Which luxury cruise ships allow kids?

Most luxury cruise lines allow children to sail, but only a few have kids’ clubs or facilities with organized activities. The others require that kids be supervised by their parents at all times, which could work for families with children content to occupy themselves with reading or technology. Here’s how luxury cruise lines are currently accommodating kids:

  • Regent Seven Seas Cruises: Regent’s 490-750-passenger luxury ships – Seven Seas Voyager, Seven Seas Mariner, Seven Seas Navigator, Seven Seas Explorer, and Seven Seas Splendor – feature a Club Mariner program for kids, overseen by trained counselors. The catch: It’s only available on select sailings, generally summer months and holiday sailings, when kids can cruise for special rates. Activities, such as arts and crafts, games, dance parties, and movie nights, are geared to age groups 5-8, 9-12, and 13-17. Children must be at least a year old to sail.

**Exercise set:**
A: Translate this sentence from the passage on luxury cruises and kids into Spanish: "Children must be at least a year old to sail."
B: Name every Regent Seven Seas ship listed in the passage on luxury cruises and kids.

**Data rows:**
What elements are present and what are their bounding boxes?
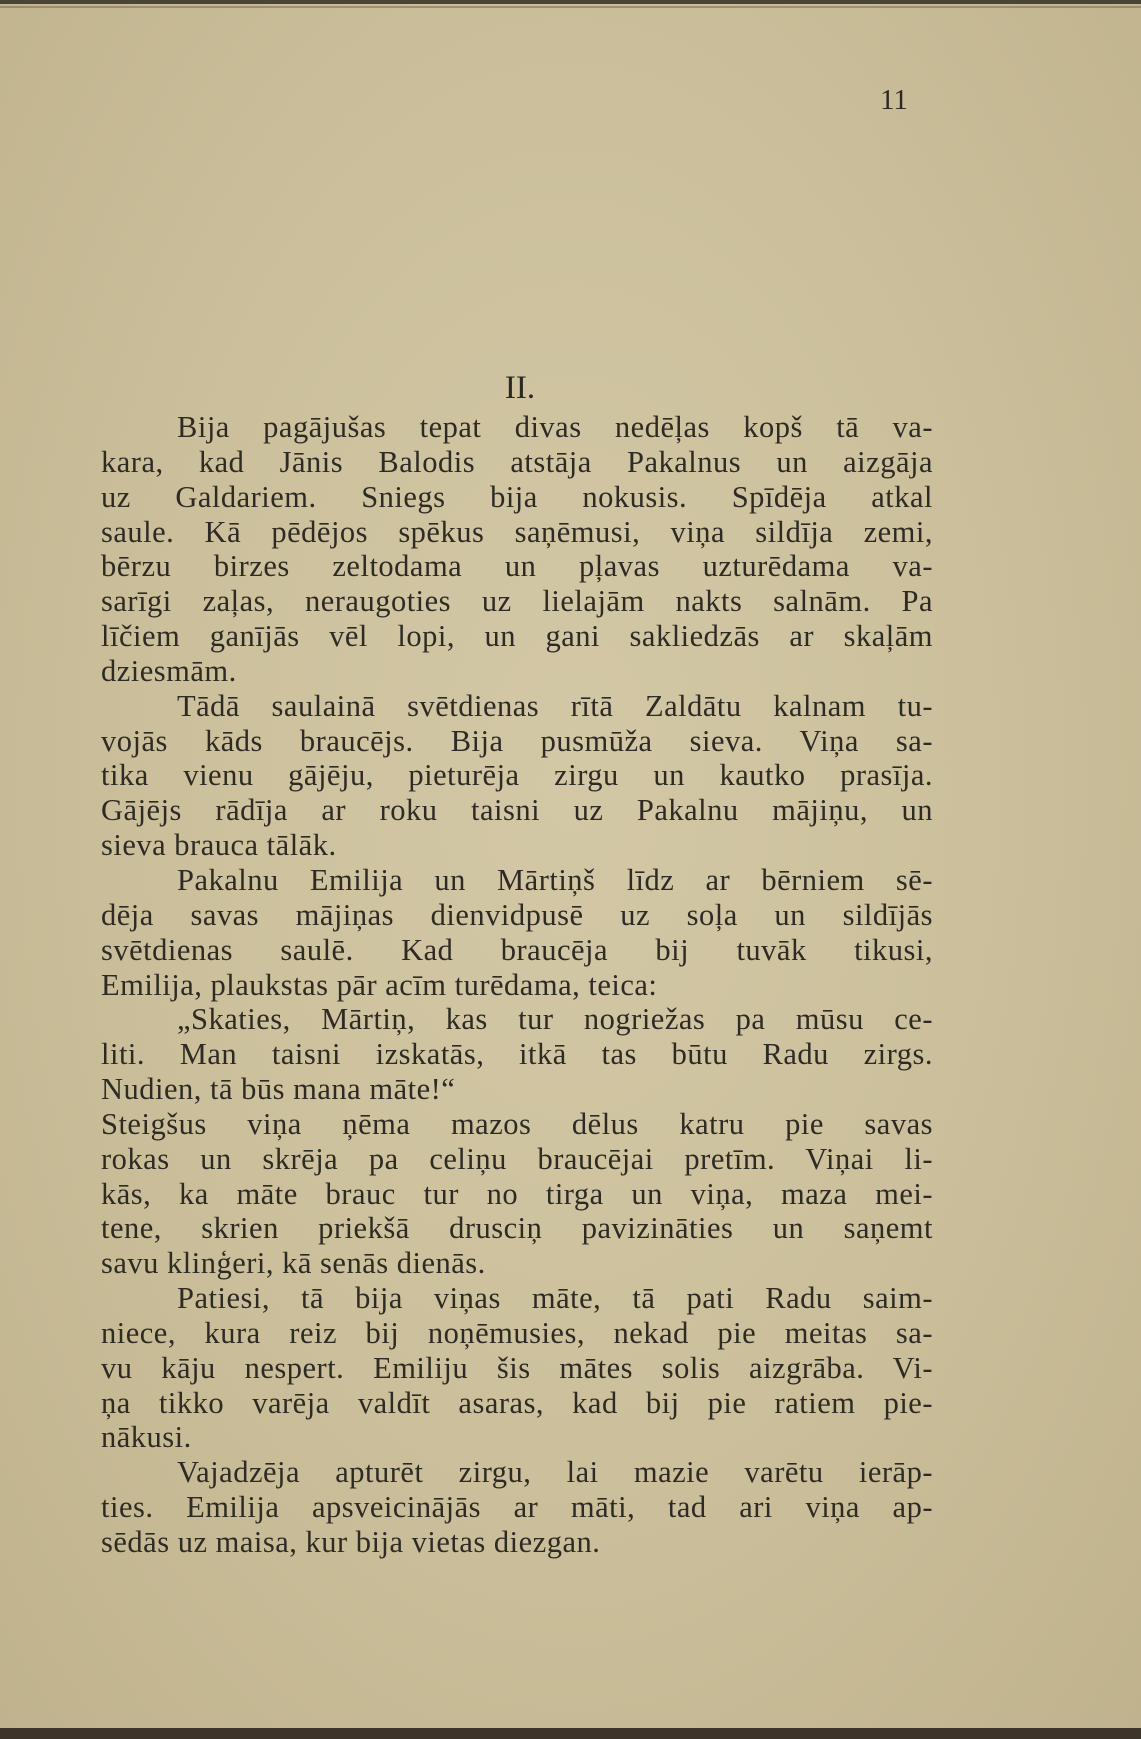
text-line: bērzu birzes zeltodama un pļavas uzturēdama va- bbox=[101, 549, 933, 584]
text-line: kās, ka māte brauc tur no tirga un viņa, maza mei- bbox=[101, 1176, 933, 1211]
text-line: vu kāju nespert. Emiliju šis mātes solis aizgrāba. Vi- bbox=[101, 1350, 933, 1385]
text-line: sēdās uz maisa, kur bija vietas diezgan. bbox=[101, 1525, 601, 1559]
text-line: sieva brauca tālāk. bbox=[101, 828, 337, 863]
chapter-body-text bbox=[101, 410, 933, 1560]
text-line: Pakalnu Emilija un Mārtiņš līdz ar bērniem sē- bbox=[177, 862, 933, 897]
page-bottom-edge bbox=[0, 1728, 1141, 1739]
text-line: uz Galdariem. Sniegs bija nokusis. Spīdēja atkal bbox=[101, 479, 933, 514]
text-line: Patiesi, tā bija viņas māte, tā pati Radu saim- bbox=[177, 1281, 933, 1316]
text-line: kara, kad Jānis Balodis atstāja Pakalnus un aizgāja bbox=[101, 444, 933, 479]
text-line: liti. Man taisni izskatās, itkā tas būtu Radu zirgs. bbox=[101, 1037, 933, 1072]
text-line: Bija pagājušas tepat divas nedēļas kopš tā va- bbox=[177, 410, 933, 444]
text-line: ņa tikko varēja valdīt asaras, kad bij pie ratiem pie- bbox=[101, 1385, 933, 1420]
text-line: saule. Kā pēdējos spēkus saņēmusi, viņa sildīja zemi, bbox=[101, 514, 933, 549]
text-line: līčiem ganījās vēl lopi, un gani sakliedzās ar skaļām bbox=[101, 619, 933, 654]
text-line: tika vienu gājēju, pieturēja zirgu un kautko prasīja. bbox=[101, 758, 933, 793]
text-line: Vajadzēja apturēt zirgu, lai mazie varētu ierāp- bbox=[177, 1455, 933, 1490]
text-line: ties. Emilija apsveicinājās ar māti, tad ari viņa ap- bbox=[101, 1490, 933, 1525]
page-number: 11 bbox=[880, 84, 908, 116]
text-line: svētdienas saulē. Kad braucēja bij tuvāk tikusi, bbox=[101, 932, 933, 967]
text-line: sarīgi zaļas, neraugoties uz lielajām nakts salnām. Pa bbox=[101, 584, 933, 619]
text-line: rokas un skrēja pa celiņu braucējai pretīm. Viņai li- bbox=[101, 1141, 933, 1176]
page-top-edge bbox=[0, 0, 1141, 4]
text-line: niece, kura reiz bij noņēmusies, nekad pie meitas sa- bbox=[101, 1315, 933, 1350]
text-line: Tādā saulainā svētdienas rītā Zaldātu kalnam tu- bbox=[177, 688, 933, 723]
text-line: Gājējs rādīja ar roku taisni uz Pakalnu mājiņu, un bbox=[101, 793, 933, 828]
text-line: dēja savas mājiņas dienvidpusē uz soļa un sildījās bbox=[101, 897, 933, 932]
text-line: tene, skrien priekšā drusciņ pavizināties un saņemt bbox=[101, 1211, 933, 1246]
page-top-rule bbox=[0, 6, 1141, 8]
text-line: nākusi. bbox=[101, 1420, 192, 1455]
text-line: Nudien, tā būs mana māte!“ bbox=[101, 1072, 456, 1107]
chapter-heading: II. bbox=[504, 370, 536, 406]
text-line: vojās kāds braucējs. Bija pusmūža sieva. Viņa sa- bbox=[101, 723, 933, 758]
text-line: Steigšus viņa ņēma mazos dēlus katru pie savas bbox=[101, 1106, 933, 1141]
text-line: Emilija, plaukstas pār acīm turēdama, teica: bbox=[101, 967, 658, 1002]
text-line: dziesmām. bbox=[101, 653, 237, 688]
text-line: savu klinģeri, kā senās dienās. bbox=[101, 1246, 486, 1281]
text-line: „Skaties, Mārtiņ, kas tur nogriežas pa mūsu ce- bbox=[177, 1002, 933, 1037]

**Results of the tasks:**
A: Los niños deben tener al menos un año de edad para navegar.

B: Seven Seas Voyager, Seven Seas Mariner, Seven Seas Navigator, Seven Seas Explorer, Seven Seas Splendor